EXERCISE AIM:
Look through the listing for the word "Neck". Copy each line that has it.

DATASET:
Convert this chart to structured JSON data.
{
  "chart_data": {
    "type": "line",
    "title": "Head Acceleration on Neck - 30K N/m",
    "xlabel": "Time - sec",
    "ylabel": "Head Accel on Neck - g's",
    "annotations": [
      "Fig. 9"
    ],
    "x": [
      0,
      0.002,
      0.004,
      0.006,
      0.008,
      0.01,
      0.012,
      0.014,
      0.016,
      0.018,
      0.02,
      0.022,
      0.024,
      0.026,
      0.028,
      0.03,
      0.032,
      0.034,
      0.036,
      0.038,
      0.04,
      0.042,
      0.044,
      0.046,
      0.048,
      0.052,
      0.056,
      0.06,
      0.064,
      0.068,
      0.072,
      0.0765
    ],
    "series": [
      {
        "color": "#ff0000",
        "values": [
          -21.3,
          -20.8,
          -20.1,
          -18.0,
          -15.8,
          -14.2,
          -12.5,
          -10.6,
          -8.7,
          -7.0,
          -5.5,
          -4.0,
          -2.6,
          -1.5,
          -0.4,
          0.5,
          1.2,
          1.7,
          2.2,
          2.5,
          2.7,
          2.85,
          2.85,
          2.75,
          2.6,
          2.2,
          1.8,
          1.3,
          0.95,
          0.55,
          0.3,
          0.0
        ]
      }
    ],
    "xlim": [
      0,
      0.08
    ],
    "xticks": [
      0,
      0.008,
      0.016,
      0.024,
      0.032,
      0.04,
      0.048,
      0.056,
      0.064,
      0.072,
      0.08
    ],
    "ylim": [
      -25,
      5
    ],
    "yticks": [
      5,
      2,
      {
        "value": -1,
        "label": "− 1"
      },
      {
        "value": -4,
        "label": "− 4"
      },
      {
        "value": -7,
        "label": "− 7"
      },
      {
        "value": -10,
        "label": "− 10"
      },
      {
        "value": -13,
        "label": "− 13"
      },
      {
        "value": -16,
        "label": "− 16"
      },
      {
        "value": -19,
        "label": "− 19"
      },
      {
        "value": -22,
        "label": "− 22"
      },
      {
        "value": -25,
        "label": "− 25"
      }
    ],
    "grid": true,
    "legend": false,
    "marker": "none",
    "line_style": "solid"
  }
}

ANSWER TO THIS TASK:
    "title": "Head Acceleration on Neck - 30K N/m",
    "ylabel": "Head Accel on Neck - g's",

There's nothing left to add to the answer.